Exercise aim: Copy each line with the word "screenshot" in it.

* * *

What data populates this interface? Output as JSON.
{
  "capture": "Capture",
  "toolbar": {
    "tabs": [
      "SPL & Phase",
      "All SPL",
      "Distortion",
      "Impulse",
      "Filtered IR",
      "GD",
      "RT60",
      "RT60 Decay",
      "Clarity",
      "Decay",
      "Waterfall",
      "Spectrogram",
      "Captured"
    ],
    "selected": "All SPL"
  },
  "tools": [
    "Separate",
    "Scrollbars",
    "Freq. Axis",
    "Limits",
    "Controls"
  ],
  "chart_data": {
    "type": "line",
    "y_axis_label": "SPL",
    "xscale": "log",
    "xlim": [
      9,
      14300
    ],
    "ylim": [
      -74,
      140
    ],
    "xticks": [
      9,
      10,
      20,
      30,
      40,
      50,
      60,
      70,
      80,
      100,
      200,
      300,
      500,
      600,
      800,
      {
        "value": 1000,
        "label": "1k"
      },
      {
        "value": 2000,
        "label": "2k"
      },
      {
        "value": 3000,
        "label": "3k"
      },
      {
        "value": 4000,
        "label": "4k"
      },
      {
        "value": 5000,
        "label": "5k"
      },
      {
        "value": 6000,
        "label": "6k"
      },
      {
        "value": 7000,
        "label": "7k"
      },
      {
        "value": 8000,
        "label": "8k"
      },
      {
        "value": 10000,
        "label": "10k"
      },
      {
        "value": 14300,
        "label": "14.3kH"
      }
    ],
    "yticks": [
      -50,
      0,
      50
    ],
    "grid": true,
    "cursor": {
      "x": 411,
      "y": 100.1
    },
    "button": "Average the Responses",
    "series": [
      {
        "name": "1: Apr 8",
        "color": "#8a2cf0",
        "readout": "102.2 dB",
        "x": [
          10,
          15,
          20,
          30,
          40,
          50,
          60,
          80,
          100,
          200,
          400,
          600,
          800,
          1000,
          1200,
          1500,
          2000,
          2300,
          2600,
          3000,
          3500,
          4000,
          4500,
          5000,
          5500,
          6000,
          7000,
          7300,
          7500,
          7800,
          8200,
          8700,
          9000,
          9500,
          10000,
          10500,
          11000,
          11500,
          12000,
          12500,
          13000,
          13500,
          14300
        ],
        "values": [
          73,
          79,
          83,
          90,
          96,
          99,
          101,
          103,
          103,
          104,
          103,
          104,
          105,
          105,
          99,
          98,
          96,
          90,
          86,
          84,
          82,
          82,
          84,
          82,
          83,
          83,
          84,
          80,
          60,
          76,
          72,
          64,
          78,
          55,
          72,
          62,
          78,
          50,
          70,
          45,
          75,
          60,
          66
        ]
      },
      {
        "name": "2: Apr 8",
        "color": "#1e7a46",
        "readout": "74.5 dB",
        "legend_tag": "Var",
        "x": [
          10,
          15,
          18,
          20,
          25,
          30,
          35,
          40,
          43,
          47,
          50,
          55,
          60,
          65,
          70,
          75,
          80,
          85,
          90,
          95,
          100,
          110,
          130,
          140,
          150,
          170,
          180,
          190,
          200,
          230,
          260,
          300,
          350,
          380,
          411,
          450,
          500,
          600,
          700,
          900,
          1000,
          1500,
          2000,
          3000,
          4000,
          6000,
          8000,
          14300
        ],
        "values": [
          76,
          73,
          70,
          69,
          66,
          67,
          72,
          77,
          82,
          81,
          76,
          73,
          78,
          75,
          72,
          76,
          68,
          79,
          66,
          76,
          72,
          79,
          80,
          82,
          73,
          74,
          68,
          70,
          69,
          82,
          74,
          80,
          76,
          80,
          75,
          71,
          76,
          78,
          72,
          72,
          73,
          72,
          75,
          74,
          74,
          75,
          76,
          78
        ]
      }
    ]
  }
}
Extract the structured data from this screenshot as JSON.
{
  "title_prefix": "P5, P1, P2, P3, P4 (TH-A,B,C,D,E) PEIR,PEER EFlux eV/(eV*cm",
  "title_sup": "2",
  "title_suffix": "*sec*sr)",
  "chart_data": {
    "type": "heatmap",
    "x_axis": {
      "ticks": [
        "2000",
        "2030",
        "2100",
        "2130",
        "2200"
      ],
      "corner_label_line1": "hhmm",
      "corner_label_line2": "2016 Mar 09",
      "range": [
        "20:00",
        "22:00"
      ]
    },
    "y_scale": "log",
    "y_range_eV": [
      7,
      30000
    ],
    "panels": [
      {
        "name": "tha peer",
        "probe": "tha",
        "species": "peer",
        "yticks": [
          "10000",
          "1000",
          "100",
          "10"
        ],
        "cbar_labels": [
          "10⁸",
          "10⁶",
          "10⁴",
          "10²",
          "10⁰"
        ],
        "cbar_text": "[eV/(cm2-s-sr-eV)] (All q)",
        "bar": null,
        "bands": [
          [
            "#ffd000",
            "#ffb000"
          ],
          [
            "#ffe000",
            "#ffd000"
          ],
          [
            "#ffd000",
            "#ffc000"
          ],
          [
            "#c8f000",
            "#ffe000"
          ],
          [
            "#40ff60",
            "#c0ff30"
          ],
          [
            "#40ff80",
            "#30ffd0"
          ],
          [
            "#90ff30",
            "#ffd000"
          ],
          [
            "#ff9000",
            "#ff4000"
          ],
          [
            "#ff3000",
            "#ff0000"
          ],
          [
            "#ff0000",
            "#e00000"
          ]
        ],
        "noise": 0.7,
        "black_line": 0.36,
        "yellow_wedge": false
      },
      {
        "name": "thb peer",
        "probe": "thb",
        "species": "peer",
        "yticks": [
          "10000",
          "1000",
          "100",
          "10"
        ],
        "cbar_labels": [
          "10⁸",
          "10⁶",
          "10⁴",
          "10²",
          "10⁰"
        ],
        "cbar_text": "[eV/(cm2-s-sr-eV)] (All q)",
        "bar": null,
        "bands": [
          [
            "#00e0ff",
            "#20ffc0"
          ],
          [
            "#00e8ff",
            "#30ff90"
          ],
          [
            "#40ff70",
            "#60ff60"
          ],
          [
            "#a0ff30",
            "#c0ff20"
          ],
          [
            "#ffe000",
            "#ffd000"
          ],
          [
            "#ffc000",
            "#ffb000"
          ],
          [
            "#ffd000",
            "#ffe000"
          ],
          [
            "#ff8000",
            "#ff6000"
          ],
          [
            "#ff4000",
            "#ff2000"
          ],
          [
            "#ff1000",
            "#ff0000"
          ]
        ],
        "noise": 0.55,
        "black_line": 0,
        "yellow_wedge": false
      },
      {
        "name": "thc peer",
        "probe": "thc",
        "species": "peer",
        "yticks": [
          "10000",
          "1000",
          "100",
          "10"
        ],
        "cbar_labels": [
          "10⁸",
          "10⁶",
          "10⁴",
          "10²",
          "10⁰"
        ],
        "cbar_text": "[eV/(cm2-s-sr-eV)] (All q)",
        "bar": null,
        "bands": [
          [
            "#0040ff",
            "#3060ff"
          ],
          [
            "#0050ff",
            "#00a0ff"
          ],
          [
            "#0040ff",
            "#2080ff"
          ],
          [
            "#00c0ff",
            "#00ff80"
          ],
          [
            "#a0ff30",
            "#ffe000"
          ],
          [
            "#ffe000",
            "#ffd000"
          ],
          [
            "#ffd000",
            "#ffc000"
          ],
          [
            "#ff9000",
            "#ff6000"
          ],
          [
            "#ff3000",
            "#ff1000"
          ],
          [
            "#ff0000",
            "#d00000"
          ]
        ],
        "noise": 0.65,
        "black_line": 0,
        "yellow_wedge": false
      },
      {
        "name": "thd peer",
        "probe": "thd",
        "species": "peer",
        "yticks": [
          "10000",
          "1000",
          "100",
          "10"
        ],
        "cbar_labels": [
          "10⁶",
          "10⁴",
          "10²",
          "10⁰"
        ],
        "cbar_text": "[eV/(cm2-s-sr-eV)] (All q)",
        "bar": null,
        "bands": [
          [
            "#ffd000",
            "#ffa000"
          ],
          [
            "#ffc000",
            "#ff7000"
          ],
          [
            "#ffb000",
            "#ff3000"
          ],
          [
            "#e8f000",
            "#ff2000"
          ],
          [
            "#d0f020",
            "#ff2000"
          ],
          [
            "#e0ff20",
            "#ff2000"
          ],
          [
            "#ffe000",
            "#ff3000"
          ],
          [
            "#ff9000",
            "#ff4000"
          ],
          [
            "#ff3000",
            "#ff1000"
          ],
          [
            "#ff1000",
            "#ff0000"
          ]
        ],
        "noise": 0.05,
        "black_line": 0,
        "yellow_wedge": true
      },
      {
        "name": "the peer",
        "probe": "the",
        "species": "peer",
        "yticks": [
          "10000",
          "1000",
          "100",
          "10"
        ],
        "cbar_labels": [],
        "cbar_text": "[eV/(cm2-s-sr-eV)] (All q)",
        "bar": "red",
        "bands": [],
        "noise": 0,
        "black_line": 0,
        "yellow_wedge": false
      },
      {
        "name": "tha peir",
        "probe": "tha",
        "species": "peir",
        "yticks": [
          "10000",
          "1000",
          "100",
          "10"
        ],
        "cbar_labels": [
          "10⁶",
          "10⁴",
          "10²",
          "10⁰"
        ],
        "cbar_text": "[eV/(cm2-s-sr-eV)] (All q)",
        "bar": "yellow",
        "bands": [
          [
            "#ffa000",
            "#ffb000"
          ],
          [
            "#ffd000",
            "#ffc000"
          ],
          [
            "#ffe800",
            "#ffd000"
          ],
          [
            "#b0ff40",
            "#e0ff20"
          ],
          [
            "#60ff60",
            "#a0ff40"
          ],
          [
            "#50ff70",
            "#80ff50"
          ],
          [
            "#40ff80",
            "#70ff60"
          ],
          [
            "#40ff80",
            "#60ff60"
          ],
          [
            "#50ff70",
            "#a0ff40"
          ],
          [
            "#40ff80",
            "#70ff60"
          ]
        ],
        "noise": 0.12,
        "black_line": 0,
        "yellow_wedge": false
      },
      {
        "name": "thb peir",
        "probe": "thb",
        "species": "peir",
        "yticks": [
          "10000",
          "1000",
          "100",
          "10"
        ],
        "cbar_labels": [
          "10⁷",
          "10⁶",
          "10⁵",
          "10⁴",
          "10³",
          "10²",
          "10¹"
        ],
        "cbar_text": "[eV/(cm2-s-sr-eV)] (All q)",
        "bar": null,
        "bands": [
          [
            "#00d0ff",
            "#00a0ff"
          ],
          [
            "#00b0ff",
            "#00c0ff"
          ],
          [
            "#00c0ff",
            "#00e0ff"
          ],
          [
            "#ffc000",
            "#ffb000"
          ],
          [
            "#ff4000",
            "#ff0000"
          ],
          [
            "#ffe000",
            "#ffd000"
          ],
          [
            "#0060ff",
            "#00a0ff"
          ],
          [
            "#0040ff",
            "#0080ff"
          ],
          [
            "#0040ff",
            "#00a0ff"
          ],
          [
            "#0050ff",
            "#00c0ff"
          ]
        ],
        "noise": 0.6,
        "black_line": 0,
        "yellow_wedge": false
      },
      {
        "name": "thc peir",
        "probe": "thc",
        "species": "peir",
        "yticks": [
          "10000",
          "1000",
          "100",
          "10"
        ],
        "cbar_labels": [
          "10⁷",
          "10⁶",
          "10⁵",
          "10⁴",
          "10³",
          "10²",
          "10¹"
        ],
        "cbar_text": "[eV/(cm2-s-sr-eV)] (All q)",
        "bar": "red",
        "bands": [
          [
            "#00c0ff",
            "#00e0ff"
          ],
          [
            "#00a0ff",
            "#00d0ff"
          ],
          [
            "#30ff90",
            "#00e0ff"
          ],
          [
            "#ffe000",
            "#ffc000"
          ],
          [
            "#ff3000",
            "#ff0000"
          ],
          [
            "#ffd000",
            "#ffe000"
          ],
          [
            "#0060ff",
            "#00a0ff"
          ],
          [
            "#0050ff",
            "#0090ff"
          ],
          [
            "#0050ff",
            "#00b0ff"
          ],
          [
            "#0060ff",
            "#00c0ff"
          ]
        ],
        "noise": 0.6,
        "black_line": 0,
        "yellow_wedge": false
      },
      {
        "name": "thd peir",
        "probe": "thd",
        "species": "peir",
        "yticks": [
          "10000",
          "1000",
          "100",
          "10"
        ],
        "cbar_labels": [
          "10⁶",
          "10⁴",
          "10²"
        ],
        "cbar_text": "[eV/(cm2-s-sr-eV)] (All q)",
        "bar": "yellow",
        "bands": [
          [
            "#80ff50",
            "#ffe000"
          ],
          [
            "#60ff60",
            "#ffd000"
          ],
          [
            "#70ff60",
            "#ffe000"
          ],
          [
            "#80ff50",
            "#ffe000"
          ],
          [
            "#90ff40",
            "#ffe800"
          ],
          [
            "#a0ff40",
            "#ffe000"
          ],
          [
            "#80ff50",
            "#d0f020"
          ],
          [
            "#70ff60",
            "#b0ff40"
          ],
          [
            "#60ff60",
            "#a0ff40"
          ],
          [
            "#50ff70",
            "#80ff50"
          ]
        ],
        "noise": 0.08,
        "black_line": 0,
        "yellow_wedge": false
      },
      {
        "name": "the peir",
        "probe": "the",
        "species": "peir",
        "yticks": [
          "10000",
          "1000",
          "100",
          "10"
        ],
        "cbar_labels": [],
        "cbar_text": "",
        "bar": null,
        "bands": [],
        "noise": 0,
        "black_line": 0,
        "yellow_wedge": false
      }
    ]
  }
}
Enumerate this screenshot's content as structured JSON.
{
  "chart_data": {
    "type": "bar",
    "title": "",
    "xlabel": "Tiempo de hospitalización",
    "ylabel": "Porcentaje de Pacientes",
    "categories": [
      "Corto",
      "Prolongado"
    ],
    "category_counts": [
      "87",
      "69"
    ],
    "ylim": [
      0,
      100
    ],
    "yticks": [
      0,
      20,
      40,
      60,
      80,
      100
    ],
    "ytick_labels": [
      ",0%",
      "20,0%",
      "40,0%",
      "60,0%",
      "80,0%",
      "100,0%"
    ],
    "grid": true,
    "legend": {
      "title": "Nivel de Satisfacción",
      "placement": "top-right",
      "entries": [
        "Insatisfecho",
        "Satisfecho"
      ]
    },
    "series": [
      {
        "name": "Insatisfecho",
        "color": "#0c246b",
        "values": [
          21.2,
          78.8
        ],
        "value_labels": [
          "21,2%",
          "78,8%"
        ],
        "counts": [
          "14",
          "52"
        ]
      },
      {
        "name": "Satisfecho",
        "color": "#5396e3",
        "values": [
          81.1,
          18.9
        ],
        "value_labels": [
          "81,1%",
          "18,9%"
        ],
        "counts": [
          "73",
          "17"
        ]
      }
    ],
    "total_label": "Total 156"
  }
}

* * *

Result:
Extract the structured data from this screenshot as JSON.
Enumerate this screenshot's content as structured JSON.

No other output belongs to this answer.